Job:
Leave out the pictures and repeat everything else in the records exactly.

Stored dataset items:
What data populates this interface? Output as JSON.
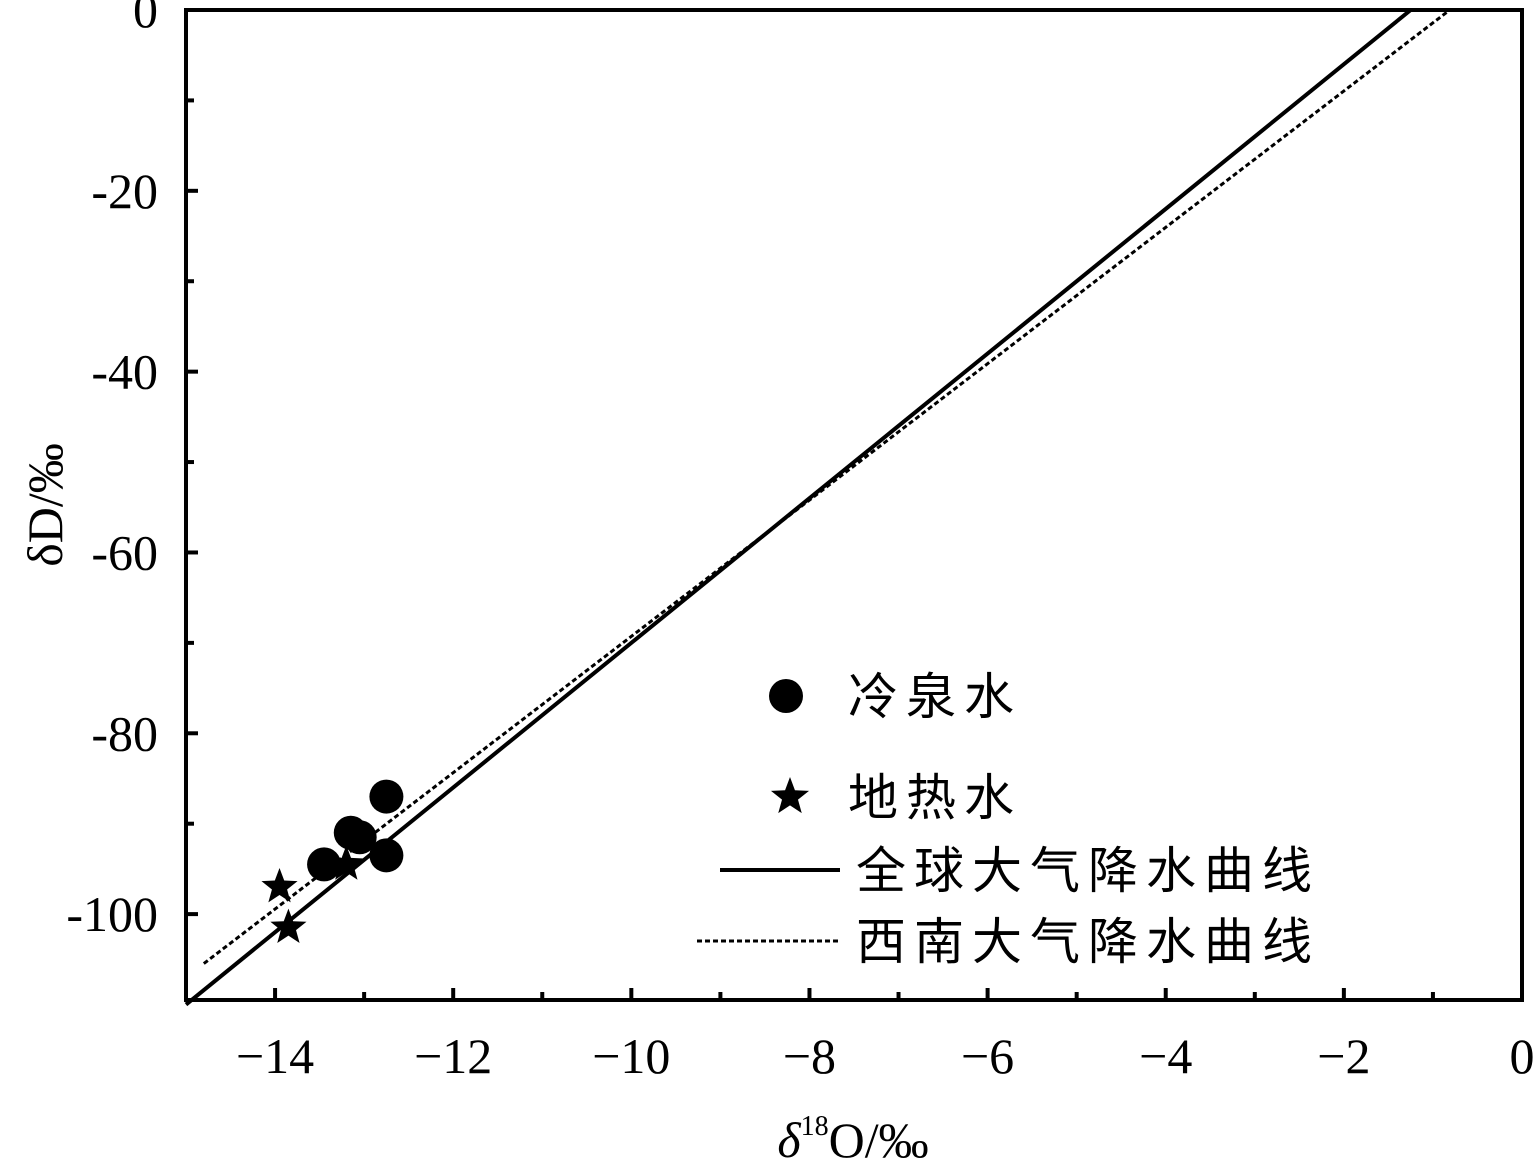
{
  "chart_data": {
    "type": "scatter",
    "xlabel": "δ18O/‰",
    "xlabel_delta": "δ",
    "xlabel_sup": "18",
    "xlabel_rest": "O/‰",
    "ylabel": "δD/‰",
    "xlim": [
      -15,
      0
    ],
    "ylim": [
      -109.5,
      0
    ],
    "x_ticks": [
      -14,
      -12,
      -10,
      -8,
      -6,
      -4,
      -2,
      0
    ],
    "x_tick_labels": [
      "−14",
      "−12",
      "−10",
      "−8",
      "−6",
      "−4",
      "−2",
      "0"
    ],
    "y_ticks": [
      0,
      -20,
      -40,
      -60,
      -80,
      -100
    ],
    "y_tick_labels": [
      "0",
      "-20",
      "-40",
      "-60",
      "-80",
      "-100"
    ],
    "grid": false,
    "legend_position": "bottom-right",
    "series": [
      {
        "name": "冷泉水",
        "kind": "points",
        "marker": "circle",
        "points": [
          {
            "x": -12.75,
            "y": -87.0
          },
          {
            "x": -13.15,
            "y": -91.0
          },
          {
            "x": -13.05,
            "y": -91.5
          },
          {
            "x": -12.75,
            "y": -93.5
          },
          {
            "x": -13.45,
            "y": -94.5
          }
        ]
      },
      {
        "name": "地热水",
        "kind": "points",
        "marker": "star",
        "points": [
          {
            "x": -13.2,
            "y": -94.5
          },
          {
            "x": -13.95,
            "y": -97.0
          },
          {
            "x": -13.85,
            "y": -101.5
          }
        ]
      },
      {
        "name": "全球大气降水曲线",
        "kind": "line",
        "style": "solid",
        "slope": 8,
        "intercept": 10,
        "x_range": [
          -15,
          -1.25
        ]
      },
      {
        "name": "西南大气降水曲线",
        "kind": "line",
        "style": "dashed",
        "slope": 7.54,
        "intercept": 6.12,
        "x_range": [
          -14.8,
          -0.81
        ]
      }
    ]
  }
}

Response:
What data populates this interface? Output as JSON.
{
  "chart_data": {
    "type": "scatter",
    "xlabel": "δ18O/‰",
    "xlabel_delta": "δ",
    "xlabel_sup": "18",
    "xlabel_rest": "O/‰",
    "ylabel": "δD/‰",
    "xlim": [
      -15,
      0
    ],
    "ylim": [
      -109.5,
      0
    ],
    "x_ticks": [
      -14,
      -12,
      -10,
      -8,
      -6,
      -4,
      -2,
      0
    ],
    "x_tick_labels": [
      "−14",
      "−12",
      "−10",
      "−8",
      "−6",
      "−4",
      "−2",
      "0"
    ],
    "y_ticks": [
      0,
      -20,
      -40,
      -60,
      -80,
      -100
    ],
    "y_tick_labels": [
      "0",
      "-20",
      "-40",
      "-60",
      "-80",
      "-100"
    ],
    "grid": false,
    "legend_position": "bottom-right",
    "series": [
      {
        "name": "冷泉水",
        "kind": "points",
        "marker": "circle",
        "points": [
          {
            "x": -12.75,
            "y": -87.0
          },
          {
            "x": -13.15,
            "y": -91.0
          },
          {
            "x": -13.05,
            "y": -91.5
          },
          {
            "x": -12.75,
            "y": -93.5
          },
          {
            "x": -13.45,
            "y": -94.5
          }
        ]
      },
      {
        "name": "地热水",
        "kind": "points",
        "marker": "star",
        "points": [
          {
            "x": -13.2,
            "y": -94.5
          },
          {
            "x": -13.95,
            "y": -97.0
          },
          {
            "x": -13.85,
            "y": -101.5
          }
        ]
      },
      {
        "name": "全球大气降水曲线",
        "kind": "line",
        "style": "solid",
        "slope": 8,
        "intercept": 10,
        "x_range": [
          -15,
          -1.25
        ]
      },
      {
        "name": "西南大气降水曲线",
        "kind": "line",
        "style": "dashed",
        "slope": 7.54,
        "intercept": 6.12,
        "x_range": [
          -14.8,
          -0.81
        ]
      }
    ]
  }
}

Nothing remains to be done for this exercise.